Your instructions:
Search the listing below for the string "conversion" and show each line that contains it.

Records:
##############################

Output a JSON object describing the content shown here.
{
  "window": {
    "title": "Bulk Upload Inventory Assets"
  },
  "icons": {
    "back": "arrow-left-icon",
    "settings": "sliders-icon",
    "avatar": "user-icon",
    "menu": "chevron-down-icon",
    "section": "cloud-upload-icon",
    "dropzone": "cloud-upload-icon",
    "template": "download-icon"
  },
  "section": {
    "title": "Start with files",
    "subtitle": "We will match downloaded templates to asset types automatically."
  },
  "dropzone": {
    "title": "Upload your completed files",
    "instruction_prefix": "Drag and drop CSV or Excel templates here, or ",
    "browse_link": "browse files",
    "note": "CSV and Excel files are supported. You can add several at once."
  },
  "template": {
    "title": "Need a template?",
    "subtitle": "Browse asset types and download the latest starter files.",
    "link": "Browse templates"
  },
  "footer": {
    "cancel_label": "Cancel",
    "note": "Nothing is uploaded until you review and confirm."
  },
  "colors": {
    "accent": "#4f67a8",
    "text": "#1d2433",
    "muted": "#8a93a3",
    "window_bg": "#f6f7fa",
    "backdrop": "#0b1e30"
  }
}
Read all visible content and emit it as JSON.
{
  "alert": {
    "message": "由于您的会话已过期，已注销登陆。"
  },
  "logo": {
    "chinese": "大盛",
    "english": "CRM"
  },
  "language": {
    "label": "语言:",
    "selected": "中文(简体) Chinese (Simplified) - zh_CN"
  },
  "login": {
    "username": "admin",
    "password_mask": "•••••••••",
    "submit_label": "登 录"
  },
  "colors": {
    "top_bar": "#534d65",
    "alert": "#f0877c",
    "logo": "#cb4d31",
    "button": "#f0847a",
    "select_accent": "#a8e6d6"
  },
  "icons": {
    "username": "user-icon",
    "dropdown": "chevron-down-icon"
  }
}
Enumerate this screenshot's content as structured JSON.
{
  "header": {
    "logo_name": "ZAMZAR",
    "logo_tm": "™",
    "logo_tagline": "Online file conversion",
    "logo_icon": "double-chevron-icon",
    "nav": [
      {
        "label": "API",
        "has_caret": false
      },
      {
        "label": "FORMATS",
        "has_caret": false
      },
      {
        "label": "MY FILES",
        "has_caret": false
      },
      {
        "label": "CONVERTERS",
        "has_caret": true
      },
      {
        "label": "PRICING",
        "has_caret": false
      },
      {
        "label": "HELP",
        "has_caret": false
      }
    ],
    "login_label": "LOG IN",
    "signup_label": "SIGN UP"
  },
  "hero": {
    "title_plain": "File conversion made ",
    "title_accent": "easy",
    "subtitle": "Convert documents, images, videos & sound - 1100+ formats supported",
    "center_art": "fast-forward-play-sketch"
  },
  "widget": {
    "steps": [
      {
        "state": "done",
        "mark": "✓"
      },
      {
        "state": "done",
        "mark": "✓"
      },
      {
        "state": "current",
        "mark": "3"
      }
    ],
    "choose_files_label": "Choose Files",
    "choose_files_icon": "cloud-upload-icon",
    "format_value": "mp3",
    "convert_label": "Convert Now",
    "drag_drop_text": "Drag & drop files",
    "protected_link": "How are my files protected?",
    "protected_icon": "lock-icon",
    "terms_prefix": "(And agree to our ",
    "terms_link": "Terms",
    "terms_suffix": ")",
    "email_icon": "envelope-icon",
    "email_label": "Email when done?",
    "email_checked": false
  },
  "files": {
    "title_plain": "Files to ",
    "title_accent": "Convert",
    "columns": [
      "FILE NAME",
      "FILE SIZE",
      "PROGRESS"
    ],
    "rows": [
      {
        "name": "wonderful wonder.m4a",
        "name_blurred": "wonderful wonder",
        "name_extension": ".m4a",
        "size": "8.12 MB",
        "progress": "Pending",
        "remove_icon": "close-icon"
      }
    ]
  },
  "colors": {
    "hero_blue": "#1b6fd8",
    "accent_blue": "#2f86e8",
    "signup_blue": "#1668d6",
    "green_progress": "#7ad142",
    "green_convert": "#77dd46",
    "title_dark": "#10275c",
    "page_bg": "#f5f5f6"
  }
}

##############################

Task result:
    "logo_tagline": "Online file conversion",
    "title_plain": "File conversion made ",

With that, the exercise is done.